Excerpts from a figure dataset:
-------------------------

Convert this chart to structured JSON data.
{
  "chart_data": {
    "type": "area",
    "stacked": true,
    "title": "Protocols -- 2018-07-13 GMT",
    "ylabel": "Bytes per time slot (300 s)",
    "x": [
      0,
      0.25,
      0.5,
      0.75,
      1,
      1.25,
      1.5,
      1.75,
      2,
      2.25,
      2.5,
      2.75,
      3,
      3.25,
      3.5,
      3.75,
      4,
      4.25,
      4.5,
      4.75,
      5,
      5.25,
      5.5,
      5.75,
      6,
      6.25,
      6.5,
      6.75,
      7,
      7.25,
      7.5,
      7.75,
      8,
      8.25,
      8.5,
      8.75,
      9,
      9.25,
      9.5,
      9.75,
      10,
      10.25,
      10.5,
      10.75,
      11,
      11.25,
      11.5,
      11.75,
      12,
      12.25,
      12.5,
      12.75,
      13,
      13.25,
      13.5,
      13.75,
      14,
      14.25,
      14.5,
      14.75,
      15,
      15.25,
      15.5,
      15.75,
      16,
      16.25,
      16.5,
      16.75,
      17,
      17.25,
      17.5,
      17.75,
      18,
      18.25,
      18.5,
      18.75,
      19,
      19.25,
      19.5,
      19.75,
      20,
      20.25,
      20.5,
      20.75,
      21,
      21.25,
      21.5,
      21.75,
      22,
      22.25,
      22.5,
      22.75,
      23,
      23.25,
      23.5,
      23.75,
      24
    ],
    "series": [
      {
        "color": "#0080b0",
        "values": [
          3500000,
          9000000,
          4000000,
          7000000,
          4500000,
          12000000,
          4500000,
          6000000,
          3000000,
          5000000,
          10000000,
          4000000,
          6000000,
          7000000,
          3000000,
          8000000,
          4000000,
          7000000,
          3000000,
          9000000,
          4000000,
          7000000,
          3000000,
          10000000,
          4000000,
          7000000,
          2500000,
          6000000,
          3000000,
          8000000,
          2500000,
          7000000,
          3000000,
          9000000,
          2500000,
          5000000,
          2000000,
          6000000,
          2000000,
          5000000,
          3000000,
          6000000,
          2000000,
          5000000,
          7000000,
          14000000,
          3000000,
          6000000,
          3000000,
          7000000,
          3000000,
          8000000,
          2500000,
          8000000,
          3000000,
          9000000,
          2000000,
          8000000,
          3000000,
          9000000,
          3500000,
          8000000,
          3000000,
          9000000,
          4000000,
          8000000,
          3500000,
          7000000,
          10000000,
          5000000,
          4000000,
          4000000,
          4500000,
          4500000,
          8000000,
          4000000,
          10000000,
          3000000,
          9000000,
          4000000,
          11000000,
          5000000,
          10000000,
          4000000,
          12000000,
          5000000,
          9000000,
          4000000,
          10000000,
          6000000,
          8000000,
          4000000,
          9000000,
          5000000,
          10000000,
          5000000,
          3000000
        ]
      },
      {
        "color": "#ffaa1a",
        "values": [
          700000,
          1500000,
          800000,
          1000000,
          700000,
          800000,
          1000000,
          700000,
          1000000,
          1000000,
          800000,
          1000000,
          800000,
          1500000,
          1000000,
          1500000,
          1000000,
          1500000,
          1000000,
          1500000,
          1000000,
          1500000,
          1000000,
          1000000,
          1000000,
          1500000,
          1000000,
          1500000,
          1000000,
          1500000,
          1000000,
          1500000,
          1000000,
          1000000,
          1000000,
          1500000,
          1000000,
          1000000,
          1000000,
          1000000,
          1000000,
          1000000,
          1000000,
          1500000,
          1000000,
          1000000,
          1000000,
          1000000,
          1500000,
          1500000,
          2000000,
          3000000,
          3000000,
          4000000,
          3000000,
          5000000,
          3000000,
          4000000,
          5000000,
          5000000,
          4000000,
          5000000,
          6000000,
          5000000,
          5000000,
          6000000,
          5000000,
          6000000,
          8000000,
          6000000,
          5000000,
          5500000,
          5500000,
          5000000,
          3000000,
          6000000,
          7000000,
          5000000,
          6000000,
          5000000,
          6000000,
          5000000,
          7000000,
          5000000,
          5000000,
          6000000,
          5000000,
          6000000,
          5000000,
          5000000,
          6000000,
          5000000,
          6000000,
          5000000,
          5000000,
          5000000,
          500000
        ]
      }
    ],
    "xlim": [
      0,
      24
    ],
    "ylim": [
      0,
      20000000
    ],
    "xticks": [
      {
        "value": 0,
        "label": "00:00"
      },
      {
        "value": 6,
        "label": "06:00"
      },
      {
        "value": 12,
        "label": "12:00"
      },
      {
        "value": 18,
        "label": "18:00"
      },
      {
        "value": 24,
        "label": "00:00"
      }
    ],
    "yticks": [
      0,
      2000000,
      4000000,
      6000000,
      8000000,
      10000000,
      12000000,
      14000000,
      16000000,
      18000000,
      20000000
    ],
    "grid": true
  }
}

-------------------------

Exercise objective
Extract all of the data above without altering anything.

Written answer
Convert this chart to structured JSON data.
{
  "chart_data": {
    "type": "area",
    "stacked": true,
    "title": "Protocols -- 2018-07-13 GMT",
    "ylabel": "Bytes per time slot (300 s)",
    "x": [
      0,
      0.25,
      0.5,
      0.75,
      1,
      1.25,
      1.5,
      1.75,
      2,
      2.25,
      2.5,
      2.75,
      3,
      3.25,
      3.5,
      3.75,
      4,
      4.25,
      4.5,
      4.75,
      5,
      5.25,
      5.5,
      5.75,
      6,
      6.25,
      6.5,
      6.75,
      7,
      7.25,
      7.5,
      7.75,
      8,
      8.25,
      8.5,
      8.75,
      9,
      9.25,
      9.5,
      9.75,
      10,
      10.25,
      10.5,
      10.75,
      11,
      11.25,
      11.5,
      11.75,
      12,
      12.25,
      12.5,
      12.75,
      13,
      13.25,
      13.5,
      13.75,
      14,
      14.25,
      14.5,
      14.75,
      15,
      15.25,
      15.5,
      15.75,
      16,
      16.25,
      16.5,
      16.75,
      17,
      17.25,
      17.5,
      17.75,
      18,
      18.25,
      18.5,
      18.75,
      19,
      19.25,
      19.5,
      19.75,
      20,
      20.25,
      20.5,
      20.75,
      21,
      21.25,
      21.5,
      21.75,
      22,
      22.25,
      22.5,
      22.75,
      23,
      23.25,
      23.5,
      23.75,
      24
    ],
    "series": [
      {
        "color": "#0080b0",
        "values": [
          3500000,
          9000000,
          4000000,
          7000000,
          4500000,
          12000000,
          4500000,
          6000000,
          3000000,
          5000000,
          10000000,
          4000000,
          6000000,
          7000000,
          3000000,
          8000000,
          4000000,
          7000000,
          3000000,
          9000000,
          4000000,
          7000000,
          3000000,
          10000000,
          4000000,
          7000000,
          2500000,
          6000000,
          3000000,
          8000000,
          2500000,
          7000000,
          3000000,
          9000000,
          2500000,
          5000000,
          2000000,
          6000000,
          2000000,
          5000000,
          3000000,
          6000000,
          2000000,
          5000000,
          7000000,
          14000000,
          3000000,
          6000000,
          3000000,
          7000000,
          3000000,
          8000000,
          2500000,
          8000000,
          3000000,
          9000000,
          2000000,
          8000000,
          3000000,
          9000000,
          3500000,
          8000000,
          3000000,
          9000000,
          4000000,
          8000000,
          3500000,
          7000000,
          10000000,
          5000000,
          4000000,
          4000000,
          4500000,
          4500000,
          8000000,
          4000000,
          10000000,
          3000000,
          9000000,
          4000000,
          11000000,
          5000000,
          10000000,
          4000000,
          12000000,
          5000000,
          9000000,
          4000000,
          10000000,
          6000000,
          8000000,
          4000000,
          9000000,
          5000000,
          10000000,
          5000000,
          3000000
        ]
      },
      {
        "color": "#ffaa1a",
        "values": [
          700000,
          1500000,
          800000,
          1000000,
          700000,
          800000,
          1000000,
          700000,
          1000000,
          1000000,
          800000,
          1000000,
          800000,
          1500000,
          1000000,
          1500000,
          1000000,
          1500000,
          1000000,
          1500000,
          1000000,
          1500000,
          1000000,
          1000000,
          1000000,
          1500000,
          1000000,
          1500000,
          1000000,
          1500000,
          1000000,
          1500000,
          1000000,
          1000000,
          1000000,
          1500000,
          1000000,
          1000000,
          1000000,
          1000000,
          1000000,
          1000000,
          1000000,
          1500000,
          1000000,
          1000000,
          1000000,
          1000000,
          1500000,
          1500000,
          2000000,
          3000000,
          3000000,
          4000000,
          3000000,
          5000000,
          3000000,
          4000000,
          5000000,
          5000000,
          4000000,
          5000000,
          6000000,
          5000000,
          5000000,
          6000000,
          5000000,
          6000000,
          8000000,
          6000000,
          5000000,
          5500000,
          5500000,
          5000000,
          3000000,
          6000000,
          7000000,
          5000000,
          6000000,
          5000000,
          6000000,
          5000000,
          7000000,
          5000000,
          5000000,
          6000000,
          5000000,
          6000000,
          5000000,
          5000000,
          6000000,
          5000000,
          6000000,
          5000000,
          5000000,
          5000000,
          500000
        ]
      }
    ],
    "xlim": [
      0,
      24
    ],
    "ylim": [
      0,
      20000000
    ],
    "xticks": [
      {
        "value": 0,
        "label": "00:00"
      },
      {
        "value": 6,
        "label": "06:00"
      },
      {
        "value": 12,
        "label": "12:00"
      },
      {
        "value": 18,
        "label": "18:00"
      },
      {
        "value": 24,
        "label": "00:00"
      }
    ],
    "yticks": [
      0,
      2000000,
      4000000,
      6000000,
      8000000,
      10000000,
      12000000,
      14000000,
      16000000,
      18000000,
      20000000
    ],
    "grid": true
  }
}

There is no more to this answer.